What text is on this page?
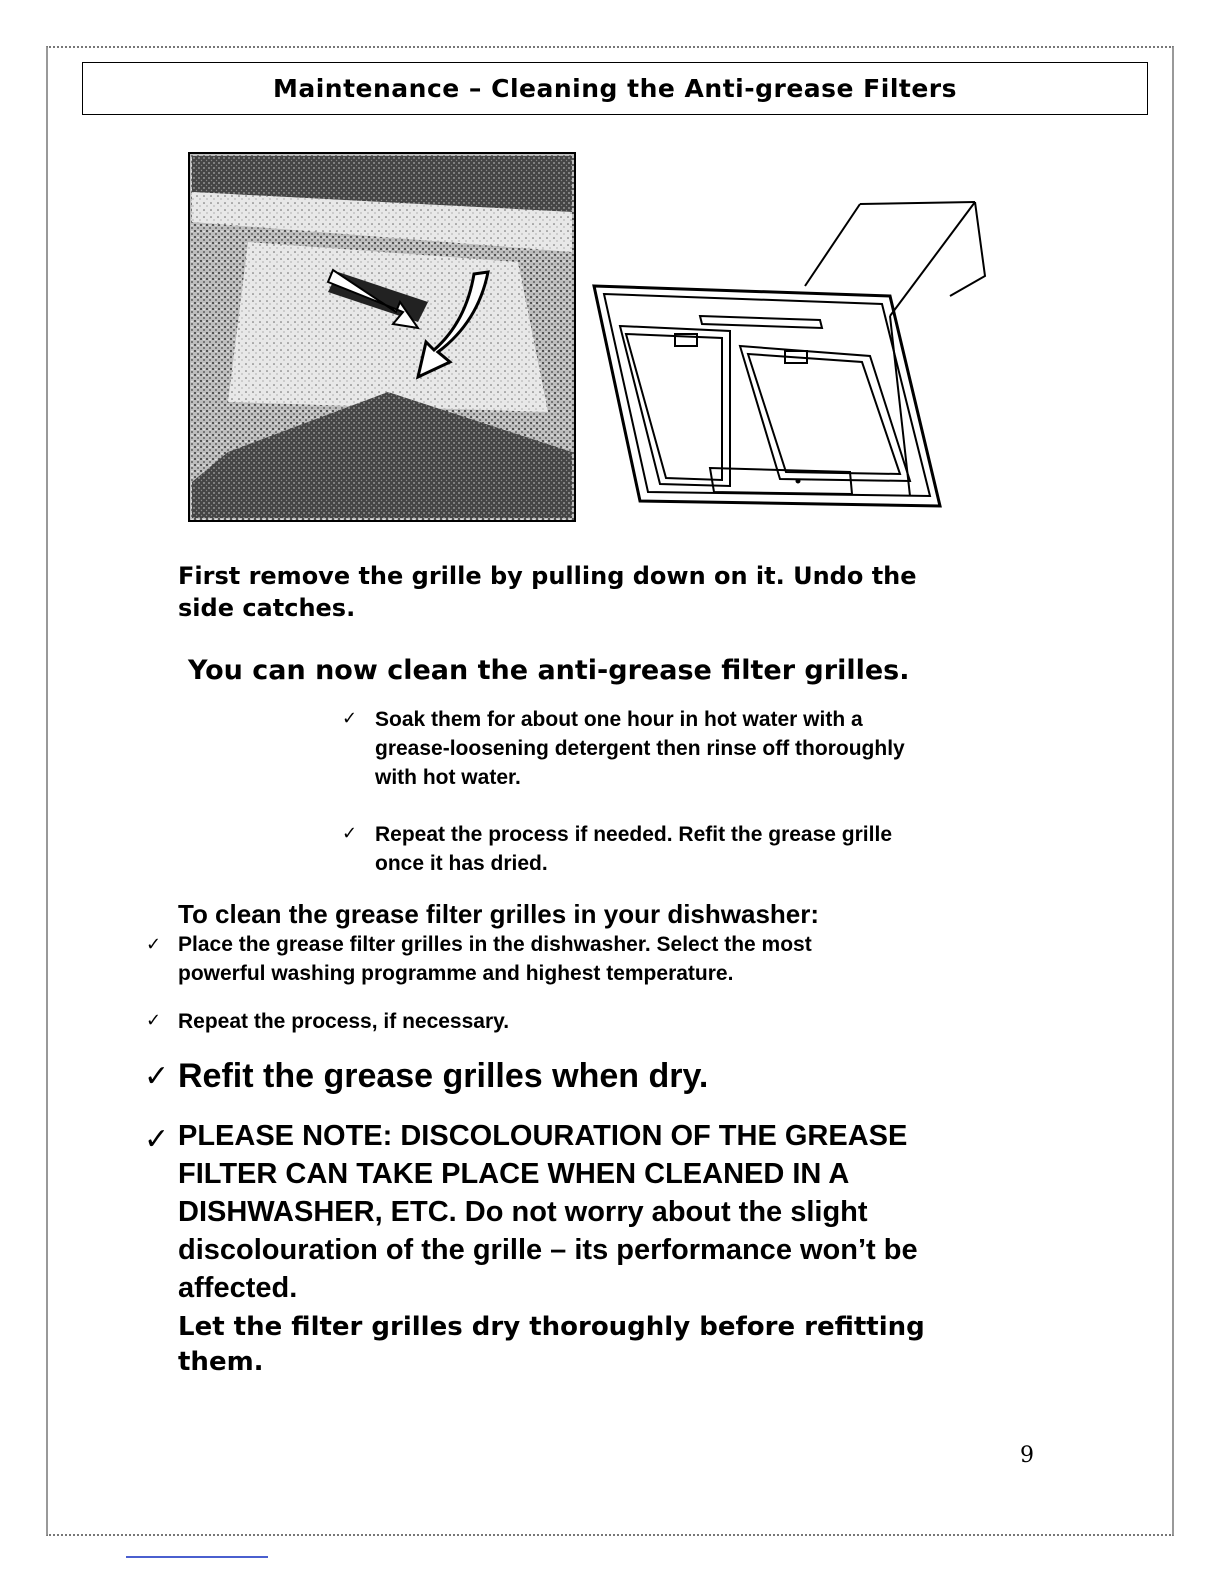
Maintenance – Cleaning the Anti-grease Filters
First remove the grille by pulling down on it. Undo the
side catches.
You can now clean the anti-grease filter grilles.
✓ Soak them for about one hour in hot water with a
grease-loosening detergent then rinse off thoroughly
with hot water.
✓ Repeat the process if needed. Refit the grease grille
once it has dried.
To clean the grease filter grilles in your dishwasher:
✓ Place the grease filter grilles in the dishwasher. Select the most
powerful washing programme and highest temperature.
✓ Repeat the process, if necessary.
✓ Refit the grease grilles when dry.
✓ PLEASE NOTE: DISCOLOURATION OF THE GREASE
FILTER CAN TAKE PLACE WHEN CLEANED IN A
DISHWASHER, ETC. Do not worry about the slight
discolouration of the grille – its performance won’t be
affected.
Let the filter grilles dry thoroughly before refitting
them.
9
· · · · · · ·
* [Requirement]: Write out the listing above exactly as it stands, pictures excluded.

* [Answer to this exercise]:
What text is on this page?
Maintenance – Cleaning the Anti-grease Filters
First remove the grille by pulling down on it. Undo the
side catches.
You can now clean the anti-grease filter grilles.
✓ Soak them for about one hour in hot water with a
grease-loosening detergent then rinse off thoroughly
with hot water.
✓ Repeat the process if needed. Refit the grease grille
once it has dried.
To clean the grease filter grilles in your dishwasher:
✓ Place the grease filter grilles in the dishwasher. Select the most
powerful washing programme and highest temperature.
✓ Repeat the process, if necessary.
✓ Refit the grease grilles when dry.
✓ PLEASE NOTE: DISCOLOURATION OF THE GREASE
FILTER CAN TAKE PLACE WHEN CLEANED IN A
DISHWASHER, ETC. Do not worry about the slight
discolouration of the grille – its performance won’t be
affected.
Let the filter grilles dry thoroughly before refitting
them.
9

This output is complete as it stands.